» What to produce
Below are records. Copy every line with "data" in it.

========================================================================

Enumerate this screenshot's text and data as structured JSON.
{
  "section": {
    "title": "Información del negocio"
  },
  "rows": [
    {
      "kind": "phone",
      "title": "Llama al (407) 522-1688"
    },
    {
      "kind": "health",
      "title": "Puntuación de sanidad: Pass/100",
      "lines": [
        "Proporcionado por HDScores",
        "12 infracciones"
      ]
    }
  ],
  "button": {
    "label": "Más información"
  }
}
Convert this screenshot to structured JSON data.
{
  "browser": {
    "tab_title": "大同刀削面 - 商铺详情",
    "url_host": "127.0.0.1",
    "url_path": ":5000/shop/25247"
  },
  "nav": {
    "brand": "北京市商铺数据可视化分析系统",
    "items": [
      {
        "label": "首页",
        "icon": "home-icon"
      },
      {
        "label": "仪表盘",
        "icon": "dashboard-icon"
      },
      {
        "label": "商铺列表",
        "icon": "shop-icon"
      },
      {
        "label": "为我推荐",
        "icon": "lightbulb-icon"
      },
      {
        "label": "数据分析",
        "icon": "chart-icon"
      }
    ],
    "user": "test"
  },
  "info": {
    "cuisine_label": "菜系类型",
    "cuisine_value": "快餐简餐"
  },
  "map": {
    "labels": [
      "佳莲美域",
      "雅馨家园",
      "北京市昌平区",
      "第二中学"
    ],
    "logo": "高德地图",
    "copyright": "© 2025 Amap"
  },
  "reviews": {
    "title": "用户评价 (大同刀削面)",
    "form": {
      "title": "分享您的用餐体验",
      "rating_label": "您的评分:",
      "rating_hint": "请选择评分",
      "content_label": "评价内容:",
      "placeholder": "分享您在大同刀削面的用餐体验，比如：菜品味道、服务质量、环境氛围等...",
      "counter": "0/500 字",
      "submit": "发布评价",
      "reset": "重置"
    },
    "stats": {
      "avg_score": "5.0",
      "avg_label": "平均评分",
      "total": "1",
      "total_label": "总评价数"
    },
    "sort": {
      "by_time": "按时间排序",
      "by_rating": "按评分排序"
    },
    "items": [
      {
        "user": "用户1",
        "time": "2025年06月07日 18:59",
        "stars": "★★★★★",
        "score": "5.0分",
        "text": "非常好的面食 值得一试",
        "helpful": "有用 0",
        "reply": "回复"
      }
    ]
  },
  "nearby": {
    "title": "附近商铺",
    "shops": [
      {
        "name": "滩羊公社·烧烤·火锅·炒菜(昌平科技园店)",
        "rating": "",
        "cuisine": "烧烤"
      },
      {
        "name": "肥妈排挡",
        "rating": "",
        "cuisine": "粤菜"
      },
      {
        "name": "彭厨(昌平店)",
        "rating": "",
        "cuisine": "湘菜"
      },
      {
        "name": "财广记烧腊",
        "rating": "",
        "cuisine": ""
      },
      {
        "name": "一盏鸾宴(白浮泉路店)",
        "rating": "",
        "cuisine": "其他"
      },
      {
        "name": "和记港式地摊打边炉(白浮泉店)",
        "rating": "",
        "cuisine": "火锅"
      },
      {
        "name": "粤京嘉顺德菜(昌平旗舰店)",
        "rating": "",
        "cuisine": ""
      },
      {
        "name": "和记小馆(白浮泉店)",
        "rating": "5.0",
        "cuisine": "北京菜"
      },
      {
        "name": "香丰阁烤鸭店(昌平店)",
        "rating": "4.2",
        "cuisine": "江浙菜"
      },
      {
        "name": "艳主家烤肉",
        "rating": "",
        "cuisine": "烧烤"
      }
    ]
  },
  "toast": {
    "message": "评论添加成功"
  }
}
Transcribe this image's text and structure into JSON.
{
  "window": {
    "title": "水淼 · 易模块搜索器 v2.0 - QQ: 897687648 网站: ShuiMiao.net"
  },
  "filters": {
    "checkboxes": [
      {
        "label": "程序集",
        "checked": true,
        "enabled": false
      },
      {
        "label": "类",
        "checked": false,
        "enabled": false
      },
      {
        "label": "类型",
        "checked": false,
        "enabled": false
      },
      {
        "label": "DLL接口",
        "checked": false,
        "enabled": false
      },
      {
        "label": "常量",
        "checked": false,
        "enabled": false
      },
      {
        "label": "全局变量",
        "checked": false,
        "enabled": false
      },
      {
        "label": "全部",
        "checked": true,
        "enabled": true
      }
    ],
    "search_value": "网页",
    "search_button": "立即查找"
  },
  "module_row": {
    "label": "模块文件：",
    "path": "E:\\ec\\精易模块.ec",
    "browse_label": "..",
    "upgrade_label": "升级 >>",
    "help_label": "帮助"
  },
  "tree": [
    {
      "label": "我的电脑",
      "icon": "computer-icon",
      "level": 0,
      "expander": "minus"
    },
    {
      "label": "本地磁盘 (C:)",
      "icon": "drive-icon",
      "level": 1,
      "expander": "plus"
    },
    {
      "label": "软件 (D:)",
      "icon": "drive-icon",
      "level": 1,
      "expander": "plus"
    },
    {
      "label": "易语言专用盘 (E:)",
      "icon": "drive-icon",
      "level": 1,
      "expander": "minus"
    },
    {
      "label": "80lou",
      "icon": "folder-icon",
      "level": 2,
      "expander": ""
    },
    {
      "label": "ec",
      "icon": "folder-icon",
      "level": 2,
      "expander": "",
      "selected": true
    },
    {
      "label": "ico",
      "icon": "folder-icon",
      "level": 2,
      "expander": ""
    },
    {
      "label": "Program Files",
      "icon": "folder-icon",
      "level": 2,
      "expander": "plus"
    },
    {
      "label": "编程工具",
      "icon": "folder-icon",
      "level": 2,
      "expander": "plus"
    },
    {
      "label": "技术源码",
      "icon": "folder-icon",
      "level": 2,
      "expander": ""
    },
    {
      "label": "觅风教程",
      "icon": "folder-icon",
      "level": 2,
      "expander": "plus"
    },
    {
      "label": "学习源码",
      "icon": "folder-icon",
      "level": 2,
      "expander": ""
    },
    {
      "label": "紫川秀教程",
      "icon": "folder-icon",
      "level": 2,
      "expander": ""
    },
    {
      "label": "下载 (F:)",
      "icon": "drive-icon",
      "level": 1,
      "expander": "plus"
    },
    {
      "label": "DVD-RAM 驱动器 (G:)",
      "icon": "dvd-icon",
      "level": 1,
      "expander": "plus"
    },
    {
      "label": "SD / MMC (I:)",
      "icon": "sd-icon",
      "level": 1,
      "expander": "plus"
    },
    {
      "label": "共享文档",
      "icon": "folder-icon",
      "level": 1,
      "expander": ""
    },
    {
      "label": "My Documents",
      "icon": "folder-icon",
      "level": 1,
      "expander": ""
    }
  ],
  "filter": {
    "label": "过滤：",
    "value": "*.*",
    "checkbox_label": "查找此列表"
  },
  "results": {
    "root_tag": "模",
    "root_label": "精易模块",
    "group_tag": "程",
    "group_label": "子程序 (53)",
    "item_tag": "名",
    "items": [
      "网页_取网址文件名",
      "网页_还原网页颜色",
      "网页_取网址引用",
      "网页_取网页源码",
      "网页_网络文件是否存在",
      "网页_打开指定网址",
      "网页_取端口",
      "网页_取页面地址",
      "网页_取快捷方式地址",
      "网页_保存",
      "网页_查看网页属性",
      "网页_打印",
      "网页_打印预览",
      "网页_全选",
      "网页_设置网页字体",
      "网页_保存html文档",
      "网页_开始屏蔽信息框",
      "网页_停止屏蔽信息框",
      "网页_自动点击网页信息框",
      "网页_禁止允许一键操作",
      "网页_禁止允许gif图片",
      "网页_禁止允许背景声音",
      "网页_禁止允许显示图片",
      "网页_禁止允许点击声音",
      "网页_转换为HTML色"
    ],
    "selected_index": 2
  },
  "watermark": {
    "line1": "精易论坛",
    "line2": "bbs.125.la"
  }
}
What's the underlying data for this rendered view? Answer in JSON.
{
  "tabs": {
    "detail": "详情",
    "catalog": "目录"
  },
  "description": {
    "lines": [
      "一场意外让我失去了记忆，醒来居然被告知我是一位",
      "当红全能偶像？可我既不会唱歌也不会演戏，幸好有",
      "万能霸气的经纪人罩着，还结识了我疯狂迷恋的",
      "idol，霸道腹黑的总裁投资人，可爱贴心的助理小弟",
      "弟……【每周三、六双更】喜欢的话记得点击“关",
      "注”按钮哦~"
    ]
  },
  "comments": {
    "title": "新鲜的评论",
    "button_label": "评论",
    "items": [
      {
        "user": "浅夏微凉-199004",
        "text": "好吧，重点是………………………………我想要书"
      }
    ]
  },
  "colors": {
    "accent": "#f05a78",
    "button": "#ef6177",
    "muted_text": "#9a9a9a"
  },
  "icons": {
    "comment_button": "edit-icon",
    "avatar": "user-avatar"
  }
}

========================================================================

» The reply
Enumerate this screenshot's text and data as structured JSON.
Convert this screenshot to structured JSON data.
What's the underlying data for this rendered view? Answer in JSON.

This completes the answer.